DIRECTION
Pick out each line with the word "Свердловской" from the material that follows.

Records from a collection:
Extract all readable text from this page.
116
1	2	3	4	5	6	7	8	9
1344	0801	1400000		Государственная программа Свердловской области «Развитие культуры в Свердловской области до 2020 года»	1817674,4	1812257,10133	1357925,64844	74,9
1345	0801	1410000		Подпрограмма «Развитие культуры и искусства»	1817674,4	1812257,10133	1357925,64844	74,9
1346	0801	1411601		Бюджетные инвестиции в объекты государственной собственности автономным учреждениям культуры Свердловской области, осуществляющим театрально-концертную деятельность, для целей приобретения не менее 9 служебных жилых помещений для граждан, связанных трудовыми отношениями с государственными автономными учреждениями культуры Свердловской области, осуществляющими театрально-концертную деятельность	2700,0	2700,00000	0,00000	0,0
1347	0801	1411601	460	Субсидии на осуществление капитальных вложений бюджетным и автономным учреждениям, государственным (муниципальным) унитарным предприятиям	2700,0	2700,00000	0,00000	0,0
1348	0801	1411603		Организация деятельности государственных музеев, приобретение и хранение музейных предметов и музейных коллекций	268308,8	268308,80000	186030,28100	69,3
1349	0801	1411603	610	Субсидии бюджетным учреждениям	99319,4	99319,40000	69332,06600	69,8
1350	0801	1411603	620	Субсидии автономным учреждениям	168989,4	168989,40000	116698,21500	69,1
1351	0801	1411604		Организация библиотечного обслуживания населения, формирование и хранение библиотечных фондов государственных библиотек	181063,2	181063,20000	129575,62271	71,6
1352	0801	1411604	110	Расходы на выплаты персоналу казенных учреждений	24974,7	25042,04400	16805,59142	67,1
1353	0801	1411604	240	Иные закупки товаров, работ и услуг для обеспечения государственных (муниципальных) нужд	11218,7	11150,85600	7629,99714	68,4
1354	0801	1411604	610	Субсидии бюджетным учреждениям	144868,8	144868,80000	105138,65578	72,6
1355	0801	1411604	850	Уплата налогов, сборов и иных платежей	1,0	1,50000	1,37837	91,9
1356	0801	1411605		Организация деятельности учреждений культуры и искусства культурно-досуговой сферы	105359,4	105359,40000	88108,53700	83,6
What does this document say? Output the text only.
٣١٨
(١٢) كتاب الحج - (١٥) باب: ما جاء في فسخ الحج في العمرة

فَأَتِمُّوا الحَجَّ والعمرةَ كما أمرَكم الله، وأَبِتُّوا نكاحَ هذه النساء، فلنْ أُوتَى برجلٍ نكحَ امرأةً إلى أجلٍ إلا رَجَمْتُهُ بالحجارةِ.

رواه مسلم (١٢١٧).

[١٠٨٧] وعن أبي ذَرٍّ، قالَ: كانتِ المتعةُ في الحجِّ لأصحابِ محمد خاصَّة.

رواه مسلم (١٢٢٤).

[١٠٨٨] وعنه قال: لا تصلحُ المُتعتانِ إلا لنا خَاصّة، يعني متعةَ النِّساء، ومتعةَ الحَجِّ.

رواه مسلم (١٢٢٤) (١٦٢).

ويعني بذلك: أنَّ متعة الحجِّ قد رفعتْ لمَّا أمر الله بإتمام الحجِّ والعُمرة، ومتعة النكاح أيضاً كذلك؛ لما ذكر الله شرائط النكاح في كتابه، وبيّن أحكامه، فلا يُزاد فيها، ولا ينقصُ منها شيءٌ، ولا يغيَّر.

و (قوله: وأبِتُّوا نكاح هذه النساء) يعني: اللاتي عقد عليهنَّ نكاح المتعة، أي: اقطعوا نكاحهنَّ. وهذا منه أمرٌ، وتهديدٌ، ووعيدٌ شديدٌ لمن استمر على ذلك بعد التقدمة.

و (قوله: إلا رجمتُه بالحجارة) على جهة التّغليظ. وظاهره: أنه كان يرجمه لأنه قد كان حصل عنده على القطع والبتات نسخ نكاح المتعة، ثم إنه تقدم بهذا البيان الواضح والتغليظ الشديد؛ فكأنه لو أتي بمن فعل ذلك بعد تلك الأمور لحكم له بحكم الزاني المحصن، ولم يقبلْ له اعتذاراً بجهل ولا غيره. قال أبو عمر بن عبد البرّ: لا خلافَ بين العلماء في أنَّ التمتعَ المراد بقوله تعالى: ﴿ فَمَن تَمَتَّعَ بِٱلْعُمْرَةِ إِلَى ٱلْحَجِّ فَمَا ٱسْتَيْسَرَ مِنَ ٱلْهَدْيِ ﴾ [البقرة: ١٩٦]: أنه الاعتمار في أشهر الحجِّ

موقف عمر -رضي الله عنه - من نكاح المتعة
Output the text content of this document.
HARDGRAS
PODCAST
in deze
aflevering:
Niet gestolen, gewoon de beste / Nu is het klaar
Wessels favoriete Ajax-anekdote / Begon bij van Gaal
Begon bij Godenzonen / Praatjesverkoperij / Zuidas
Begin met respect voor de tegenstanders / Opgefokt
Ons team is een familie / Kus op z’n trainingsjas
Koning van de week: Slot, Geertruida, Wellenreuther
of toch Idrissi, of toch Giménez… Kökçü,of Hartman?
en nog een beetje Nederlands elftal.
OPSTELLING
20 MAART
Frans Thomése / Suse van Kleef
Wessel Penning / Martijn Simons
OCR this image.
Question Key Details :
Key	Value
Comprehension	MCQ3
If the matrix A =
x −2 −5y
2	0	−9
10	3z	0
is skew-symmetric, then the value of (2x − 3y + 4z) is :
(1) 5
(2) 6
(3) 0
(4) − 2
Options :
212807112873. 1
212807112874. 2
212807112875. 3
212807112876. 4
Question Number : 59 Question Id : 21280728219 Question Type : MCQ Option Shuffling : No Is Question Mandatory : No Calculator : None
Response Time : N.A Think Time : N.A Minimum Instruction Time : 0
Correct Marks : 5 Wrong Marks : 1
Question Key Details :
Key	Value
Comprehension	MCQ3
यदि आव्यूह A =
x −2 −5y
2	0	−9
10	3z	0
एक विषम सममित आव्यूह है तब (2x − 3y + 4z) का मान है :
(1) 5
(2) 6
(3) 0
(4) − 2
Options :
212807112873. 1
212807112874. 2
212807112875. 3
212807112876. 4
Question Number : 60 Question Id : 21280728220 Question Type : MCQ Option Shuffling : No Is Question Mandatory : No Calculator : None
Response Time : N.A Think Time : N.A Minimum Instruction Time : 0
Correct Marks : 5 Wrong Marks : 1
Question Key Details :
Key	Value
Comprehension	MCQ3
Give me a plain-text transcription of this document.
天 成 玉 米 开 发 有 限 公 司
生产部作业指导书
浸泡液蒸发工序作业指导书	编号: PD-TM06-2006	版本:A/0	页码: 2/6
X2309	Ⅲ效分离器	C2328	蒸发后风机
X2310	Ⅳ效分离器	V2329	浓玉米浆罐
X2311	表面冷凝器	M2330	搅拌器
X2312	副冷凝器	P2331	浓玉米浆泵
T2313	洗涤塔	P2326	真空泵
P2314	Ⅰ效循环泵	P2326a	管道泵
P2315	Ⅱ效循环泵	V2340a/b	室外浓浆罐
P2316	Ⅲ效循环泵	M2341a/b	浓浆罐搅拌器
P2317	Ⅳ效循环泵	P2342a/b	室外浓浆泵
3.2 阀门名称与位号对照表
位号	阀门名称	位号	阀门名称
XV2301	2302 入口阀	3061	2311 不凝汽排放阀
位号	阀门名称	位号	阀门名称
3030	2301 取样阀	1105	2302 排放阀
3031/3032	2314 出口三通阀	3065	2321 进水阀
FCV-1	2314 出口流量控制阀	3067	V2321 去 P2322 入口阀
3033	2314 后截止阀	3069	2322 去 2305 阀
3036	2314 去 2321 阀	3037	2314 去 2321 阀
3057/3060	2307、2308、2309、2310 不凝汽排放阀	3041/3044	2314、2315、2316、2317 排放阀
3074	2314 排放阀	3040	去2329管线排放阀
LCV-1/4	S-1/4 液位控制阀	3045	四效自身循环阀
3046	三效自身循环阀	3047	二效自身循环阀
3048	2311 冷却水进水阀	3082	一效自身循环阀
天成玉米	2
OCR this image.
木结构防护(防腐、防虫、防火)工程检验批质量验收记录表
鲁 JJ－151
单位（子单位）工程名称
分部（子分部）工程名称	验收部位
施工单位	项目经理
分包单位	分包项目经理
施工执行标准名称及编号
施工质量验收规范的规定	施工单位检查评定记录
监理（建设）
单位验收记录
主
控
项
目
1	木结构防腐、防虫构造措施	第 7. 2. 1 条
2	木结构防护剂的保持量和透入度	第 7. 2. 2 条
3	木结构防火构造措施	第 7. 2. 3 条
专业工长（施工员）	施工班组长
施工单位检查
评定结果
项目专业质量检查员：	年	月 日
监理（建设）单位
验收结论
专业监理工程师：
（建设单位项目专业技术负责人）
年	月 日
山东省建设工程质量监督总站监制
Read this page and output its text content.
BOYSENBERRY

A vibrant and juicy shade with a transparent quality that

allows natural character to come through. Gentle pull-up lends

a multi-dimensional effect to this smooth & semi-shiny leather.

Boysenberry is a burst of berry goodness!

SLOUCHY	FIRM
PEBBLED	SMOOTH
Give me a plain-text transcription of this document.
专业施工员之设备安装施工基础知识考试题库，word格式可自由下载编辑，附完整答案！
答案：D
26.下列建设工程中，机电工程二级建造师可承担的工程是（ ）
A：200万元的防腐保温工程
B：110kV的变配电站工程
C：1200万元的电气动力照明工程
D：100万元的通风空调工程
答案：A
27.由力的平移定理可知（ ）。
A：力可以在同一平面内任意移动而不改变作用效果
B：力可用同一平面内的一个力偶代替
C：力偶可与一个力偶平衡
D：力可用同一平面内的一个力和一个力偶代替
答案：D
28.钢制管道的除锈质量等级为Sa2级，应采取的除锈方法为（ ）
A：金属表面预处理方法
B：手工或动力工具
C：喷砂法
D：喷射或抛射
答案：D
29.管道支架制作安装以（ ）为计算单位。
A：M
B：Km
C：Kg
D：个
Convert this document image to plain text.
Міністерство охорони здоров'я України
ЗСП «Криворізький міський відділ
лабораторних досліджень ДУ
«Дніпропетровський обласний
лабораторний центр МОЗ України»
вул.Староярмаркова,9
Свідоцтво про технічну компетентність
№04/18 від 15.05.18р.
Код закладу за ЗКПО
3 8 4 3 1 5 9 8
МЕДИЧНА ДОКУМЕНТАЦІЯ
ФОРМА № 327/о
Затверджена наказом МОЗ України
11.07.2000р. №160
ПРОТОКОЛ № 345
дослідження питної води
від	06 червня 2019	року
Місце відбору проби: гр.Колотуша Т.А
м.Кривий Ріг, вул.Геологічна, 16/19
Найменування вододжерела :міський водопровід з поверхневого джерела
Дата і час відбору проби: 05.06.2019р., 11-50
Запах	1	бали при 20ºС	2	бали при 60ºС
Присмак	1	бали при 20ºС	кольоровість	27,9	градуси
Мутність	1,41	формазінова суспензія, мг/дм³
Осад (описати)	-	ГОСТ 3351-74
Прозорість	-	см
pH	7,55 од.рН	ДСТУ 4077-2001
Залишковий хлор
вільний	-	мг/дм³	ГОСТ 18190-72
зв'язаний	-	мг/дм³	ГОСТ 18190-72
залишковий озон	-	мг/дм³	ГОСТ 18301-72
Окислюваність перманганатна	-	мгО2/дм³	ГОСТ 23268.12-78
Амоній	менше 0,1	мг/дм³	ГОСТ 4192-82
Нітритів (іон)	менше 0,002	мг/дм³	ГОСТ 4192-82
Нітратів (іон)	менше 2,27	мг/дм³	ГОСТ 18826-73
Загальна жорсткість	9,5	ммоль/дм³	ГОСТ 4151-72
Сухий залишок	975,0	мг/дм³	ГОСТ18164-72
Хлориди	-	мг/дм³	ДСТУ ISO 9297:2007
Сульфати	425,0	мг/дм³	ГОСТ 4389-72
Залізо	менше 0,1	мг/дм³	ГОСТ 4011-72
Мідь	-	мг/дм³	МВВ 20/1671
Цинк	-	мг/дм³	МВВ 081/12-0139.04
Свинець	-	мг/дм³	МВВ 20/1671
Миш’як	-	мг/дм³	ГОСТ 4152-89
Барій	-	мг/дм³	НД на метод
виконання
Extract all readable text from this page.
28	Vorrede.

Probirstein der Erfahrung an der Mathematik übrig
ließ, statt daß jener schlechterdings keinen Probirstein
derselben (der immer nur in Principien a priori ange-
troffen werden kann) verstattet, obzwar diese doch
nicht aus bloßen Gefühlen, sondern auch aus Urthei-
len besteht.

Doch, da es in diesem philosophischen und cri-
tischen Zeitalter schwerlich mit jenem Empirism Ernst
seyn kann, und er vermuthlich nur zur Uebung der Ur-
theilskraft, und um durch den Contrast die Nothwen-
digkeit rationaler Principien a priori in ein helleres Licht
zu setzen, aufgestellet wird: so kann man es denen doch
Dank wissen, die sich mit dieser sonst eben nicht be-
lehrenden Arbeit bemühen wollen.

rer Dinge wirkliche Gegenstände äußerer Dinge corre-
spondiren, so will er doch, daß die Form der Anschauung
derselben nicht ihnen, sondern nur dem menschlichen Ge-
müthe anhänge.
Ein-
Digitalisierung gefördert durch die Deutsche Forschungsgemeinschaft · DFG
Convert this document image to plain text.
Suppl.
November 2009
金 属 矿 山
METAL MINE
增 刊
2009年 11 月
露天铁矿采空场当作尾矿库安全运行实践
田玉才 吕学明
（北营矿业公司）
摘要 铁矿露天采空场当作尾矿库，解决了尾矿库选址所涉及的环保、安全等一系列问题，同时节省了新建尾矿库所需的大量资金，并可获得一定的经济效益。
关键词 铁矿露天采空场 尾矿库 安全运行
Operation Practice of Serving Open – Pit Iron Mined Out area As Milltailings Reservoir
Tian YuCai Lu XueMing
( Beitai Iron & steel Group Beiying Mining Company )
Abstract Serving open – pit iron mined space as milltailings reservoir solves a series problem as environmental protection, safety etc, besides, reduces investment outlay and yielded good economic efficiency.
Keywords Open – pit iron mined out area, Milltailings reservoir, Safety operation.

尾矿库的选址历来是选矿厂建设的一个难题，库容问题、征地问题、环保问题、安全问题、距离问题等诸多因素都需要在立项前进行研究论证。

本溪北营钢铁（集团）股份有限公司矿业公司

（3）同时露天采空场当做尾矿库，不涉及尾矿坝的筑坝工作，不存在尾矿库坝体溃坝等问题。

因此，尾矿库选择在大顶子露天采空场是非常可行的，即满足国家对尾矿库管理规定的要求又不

WORKED SOLUTION
1344	0801	1400000		Государственная программа Свердловской области «Развитие культуры в Свердловской области до 2020 года»	1817674,4	1812257,10133	1357925,64844	74,9
1346	0801	1411601		Бюджетные инвестиции в объекты государственной собственности автономным учреждениям культуры Свердловской области, осуществляющим театрально-концертную деятельность, для целей приобретения не менее 9 служебных жилых помещений для граждан, связанных трудовыми отношениями с государственными автономными учреждениями культуры Свердловской области, осуществляющими театрально-концертную деятельность	2700,0	2700,00000	0,00000	0,0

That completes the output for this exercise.